» AIM:
Search the material and gather each line with "списка" in it.

» DATASET CONTENT:
##############################
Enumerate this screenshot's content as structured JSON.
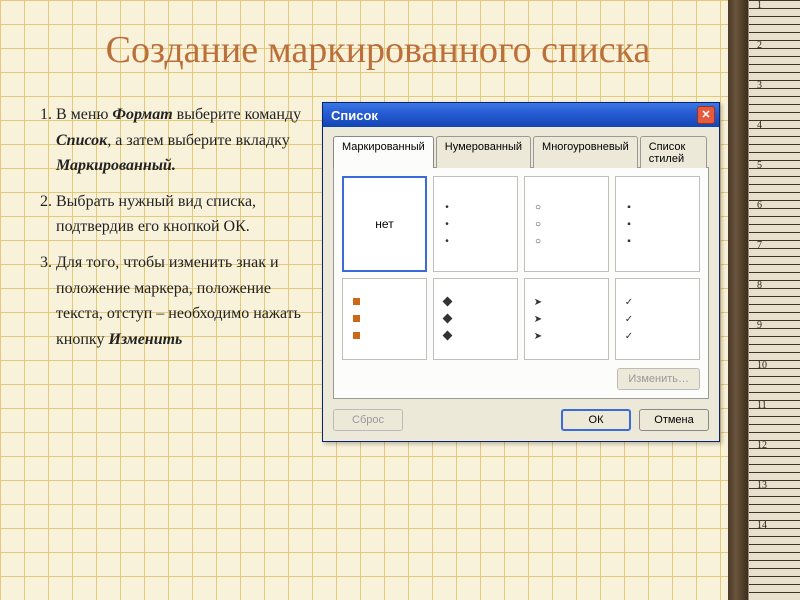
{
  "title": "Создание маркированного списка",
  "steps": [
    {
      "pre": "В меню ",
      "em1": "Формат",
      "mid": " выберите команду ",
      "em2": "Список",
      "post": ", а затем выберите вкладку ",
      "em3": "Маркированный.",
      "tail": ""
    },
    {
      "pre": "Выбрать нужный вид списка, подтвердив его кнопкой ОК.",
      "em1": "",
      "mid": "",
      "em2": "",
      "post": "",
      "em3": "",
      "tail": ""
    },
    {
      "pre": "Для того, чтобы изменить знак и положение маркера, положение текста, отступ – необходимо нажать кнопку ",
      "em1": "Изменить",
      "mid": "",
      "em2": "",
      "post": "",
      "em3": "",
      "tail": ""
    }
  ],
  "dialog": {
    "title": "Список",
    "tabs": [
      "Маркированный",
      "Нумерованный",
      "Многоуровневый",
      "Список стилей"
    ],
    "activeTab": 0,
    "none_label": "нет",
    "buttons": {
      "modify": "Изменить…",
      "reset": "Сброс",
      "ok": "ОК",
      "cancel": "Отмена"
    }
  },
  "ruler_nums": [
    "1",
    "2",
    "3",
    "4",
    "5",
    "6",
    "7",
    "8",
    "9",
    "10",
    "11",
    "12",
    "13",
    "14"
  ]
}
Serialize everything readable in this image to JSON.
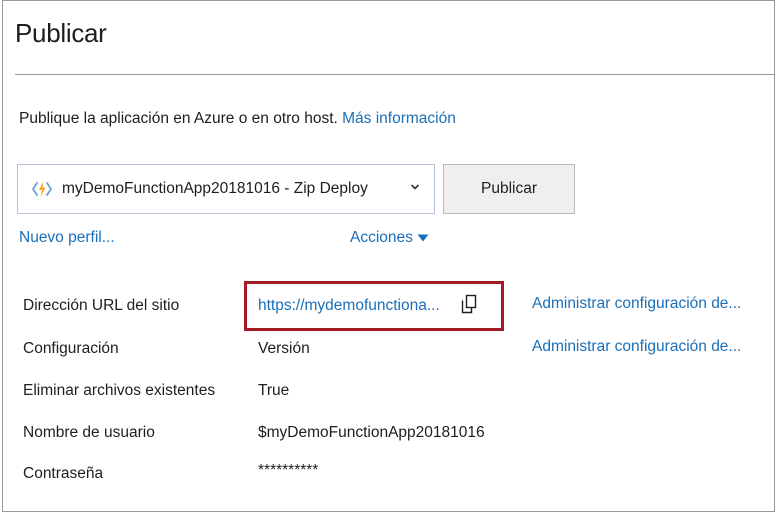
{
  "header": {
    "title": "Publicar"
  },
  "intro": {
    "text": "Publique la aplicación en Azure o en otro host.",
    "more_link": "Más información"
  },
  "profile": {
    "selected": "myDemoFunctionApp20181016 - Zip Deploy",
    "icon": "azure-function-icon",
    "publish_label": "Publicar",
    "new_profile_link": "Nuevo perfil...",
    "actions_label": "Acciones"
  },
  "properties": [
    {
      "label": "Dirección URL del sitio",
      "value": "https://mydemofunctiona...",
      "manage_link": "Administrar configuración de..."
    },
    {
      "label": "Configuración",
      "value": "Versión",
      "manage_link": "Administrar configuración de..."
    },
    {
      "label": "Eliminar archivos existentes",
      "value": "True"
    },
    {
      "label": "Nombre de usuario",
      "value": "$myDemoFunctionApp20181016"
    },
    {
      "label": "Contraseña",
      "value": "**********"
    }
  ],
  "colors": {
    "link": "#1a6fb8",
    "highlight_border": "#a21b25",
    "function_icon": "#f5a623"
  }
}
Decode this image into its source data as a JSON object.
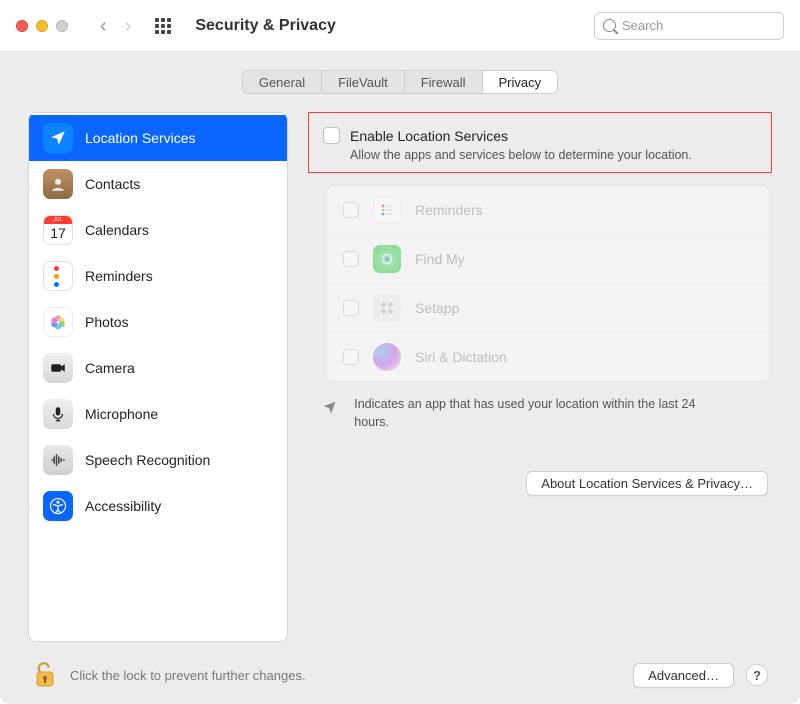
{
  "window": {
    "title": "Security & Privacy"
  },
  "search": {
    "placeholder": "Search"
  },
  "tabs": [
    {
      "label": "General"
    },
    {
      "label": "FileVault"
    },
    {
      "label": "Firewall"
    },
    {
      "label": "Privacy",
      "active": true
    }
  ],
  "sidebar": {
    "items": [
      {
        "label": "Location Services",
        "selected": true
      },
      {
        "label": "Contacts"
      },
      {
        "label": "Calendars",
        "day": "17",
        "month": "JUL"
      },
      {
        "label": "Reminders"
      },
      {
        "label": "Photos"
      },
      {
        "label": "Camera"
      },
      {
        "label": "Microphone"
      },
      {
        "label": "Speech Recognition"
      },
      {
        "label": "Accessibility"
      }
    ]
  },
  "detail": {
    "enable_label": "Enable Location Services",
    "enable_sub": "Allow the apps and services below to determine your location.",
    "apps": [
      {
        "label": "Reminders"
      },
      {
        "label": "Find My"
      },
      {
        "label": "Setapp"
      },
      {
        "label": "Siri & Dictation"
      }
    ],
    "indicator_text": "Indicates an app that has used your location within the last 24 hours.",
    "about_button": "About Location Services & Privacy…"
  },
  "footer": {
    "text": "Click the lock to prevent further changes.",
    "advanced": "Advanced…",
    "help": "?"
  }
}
##############################
» SOLUTION TO THIS TASK:
  "title": "Создание маркированного списка",
      "pre": "Выбрать нужный вид списка, подтвердив его кнопкой ОК.",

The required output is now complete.